WHAT TO DO: Tell how many lines have the string "strings" in them, and write nothing besides the number.
* * * * * * *
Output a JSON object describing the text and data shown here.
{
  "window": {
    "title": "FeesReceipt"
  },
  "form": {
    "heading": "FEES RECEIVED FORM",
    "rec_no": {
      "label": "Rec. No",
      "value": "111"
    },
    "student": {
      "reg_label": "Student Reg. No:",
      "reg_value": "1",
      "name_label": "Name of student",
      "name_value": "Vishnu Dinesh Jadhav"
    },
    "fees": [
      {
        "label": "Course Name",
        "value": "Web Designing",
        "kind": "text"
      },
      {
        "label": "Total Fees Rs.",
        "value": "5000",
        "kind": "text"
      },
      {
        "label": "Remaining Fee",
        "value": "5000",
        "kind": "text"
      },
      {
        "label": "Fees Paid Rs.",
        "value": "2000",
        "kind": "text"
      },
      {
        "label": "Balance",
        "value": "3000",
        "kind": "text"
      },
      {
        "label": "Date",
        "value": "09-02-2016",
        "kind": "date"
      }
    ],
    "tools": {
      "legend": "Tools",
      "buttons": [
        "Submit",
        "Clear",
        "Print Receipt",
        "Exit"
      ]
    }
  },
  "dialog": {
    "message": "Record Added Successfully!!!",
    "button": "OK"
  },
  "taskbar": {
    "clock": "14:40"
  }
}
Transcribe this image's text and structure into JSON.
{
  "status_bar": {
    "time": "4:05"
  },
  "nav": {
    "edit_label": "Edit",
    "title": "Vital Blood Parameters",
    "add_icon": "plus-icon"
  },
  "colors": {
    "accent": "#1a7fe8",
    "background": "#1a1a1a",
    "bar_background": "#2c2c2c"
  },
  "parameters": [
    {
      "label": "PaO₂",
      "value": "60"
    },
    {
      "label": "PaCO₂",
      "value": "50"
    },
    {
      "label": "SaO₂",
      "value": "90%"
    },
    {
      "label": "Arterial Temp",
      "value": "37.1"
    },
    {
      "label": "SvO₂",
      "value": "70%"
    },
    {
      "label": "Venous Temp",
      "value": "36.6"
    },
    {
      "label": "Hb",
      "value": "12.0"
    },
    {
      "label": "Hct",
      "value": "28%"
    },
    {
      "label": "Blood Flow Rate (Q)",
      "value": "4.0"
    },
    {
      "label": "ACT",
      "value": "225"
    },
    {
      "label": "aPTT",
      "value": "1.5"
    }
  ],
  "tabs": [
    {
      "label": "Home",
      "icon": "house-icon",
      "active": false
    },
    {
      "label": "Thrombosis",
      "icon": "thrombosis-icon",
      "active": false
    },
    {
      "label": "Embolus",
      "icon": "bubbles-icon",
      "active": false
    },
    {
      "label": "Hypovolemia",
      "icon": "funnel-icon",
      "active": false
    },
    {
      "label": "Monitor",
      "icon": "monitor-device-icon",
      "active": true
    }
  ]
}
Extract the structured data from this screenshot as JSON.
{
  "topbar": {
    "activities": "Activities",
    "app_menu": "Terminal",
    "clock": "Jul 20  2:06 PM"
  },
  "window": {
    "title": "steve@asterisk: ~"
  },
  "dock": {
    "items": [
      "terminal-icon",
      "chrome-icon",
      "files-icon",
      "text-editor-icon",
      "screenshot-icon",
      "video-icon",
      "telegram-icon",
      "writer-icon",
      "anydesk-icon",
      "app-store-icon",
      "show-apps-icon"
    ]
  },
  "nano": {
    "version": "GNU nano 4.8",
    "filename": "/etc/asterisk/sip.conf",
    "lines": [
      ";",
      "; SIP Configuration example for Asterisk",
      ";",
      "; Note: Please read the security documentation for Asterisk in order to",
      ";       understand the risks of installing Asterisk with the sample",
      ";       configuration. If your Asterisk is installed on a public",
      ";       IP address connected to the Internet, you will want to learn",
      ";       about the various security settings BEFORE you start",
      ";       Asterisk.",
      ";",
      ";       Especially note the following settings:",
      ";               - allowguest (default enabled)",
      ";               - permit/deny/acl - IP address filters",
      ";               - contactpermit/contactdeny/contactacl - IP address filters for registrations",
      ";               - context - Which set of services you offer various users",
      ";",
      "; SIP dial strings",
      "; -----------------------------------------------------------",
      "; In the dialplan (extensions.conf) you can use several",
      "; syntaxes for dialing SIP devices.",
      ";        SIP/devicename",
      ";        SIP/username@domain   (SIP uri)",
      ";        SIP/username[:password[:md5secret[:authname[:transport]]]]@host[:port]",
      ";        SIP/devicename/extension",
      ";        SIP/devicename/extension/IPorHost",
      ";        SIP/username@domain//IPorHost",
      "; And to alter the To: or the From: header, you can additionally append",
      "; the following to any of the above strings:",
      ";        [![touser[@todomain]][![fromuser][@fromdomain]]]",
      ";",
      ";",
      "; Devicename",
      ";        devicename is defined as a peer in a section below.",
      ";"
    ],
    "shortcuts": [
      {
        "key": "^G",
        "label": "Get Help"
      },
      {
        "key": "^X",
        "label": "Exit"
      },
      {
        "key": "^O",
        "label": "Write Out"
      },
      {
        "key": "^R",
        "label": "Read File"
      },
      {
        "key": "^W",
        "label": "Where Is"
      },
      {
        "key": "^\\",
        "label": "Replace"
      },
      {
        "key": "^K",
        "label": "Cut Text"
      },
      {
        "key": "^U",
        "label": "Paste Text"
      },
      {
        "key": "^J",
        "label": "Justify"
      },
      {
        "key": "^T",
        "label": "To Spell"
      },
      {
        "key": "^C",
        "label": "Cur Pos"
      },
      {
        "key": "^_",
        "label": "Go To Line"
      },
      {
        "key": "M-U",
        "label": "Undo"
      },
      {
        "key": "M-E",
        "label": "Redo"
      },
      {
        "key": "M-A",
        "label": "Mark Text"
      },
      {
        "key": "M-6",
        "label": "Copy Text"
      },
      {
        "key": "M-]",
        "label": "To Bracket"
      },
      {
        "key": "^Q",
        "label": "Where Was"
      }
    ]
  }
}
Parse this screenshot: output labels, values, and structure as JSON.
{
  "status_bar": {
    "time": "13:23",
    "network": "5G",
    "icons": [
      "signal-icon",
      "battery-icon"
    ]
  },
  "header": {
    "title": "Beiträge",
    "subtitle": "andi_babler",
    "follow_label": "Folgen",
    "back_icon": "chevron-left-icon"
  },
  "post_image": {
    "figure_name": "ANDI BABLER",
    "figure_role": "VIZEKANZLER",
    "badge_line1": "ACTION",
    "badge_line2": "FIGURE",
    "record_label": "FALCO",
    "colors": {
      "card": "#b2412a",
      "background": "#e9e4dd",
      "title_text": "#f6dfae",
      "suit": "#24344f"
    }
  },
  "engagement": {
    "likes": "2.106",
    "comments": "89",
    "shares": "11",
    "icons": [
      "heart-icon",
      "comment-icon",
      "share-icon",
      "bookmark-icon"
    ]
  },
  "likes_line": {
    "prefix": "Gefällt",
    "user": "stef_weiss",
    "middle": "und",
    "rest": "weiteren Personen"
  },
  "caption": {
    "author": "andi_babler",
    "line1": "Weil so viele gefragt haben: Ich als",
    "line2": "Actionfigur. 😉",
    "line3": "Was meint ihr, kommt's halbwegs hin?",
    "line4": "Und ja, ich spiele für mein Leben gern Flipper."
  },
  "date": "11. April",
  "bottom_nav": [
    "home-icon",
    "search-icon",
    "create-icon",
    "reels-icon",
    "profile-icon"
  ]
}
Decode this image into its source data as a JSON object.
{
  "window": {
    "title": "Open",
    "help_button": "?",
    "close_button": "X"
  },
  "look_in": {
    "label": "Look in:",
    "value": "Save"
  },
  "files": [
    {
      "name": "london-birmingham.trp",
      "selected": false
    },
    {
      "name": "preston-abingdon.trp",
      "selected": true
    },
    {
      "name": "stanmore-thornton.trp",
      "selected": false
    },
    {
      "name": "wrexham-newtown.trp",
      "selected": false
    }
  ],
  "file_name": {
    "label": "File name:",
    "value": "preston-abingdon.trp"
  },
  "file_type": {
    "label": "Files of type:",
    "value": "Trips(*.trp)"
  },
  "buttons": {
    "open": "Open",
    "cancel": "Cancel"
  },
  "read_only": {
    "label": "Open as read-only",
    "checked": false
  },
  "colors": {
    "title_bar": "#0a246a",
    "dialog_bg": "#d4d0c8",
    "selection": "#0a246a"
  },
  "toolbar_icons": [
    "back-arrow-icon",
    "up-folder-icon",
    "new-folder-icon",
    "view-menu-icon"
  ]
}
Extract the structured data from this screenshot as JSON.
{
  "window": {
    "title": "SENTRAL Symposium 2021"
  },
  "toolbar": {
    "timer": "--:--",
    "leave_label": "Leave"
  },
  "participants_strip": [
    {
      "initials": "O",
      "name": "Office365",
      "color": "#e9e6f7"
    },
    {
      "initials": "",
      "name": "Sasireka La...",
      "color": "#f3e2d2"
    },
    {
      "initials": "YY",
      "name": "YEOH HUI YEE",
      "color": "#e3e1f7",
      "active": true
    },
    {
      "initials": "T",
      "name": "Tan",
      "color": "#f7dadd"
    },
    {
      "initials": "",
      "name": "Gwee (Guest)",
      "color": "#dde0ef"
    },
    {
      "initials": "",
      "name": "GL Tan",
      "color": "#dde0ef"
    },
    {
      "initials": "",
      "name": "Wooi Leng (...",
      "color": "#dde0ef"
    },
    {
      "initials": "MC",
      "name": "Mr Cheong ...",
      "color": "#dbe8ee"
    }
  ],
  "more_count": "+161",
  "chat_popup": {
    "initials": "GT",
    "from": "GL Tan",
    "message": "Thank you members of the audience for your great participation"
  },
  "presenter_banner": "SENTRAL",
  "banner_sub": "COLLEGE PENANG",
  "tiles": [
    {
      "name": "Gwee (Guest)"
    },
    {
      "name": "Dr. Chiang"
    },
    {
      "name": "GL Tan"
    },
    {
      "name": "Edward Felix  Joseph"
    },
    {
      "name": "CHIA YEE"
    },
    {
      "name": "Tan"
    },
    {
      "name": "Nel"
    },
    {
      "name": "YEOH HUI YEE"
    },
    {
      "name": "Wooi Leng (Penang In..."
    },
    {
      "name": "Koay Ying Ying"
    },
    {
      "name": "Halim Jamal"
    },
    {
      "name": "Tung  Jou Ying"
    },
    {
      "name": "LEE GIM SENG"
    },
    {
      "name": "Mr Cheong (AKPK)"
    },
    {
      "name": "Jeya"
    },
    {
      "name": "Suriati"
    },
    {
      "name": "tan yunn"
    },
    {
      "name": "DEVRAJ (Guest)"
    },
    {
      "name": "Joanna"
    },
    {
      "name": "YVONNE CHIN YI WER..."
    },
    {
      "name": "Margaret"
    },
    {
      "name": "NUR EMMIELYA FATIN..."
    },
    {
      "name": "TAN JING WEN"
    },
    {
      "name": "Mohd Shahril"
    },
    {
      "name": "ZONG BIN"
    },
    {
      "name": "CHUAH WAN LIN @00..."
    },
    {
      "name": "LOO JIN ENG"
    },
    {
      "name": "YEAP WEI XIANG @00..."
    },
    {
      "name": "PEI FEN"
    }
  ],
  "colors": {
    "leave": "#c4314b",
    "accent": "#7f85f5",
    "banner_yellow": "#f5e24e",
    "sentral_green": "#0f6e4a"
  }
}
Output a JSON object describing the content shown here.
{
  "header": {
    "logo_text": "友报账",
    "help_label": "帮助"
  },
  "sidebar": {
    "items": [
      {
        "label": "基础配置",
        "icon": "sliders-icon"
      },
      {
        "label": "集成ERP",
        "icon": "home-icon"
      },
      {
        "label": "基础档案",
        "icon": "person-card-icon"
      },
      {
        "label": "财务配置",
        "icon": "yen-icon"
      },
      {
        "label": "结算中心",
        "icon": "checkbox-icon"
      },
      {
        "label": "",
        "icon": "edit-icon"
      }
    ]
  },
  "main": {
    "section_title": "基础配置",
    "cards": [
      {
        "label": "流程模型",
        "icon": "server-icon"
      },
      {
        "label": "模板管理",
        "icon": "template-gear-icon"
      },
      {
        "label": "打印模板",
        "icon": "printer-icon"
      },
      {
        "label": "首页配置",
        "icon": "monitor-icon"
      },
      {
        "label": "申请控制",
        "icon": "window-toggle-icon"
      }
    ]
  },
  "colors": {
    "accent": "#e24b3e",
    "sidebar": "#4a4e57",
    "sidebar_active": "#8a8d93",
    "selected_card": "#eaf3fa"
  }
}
* * * * * * *
ANSWER: 2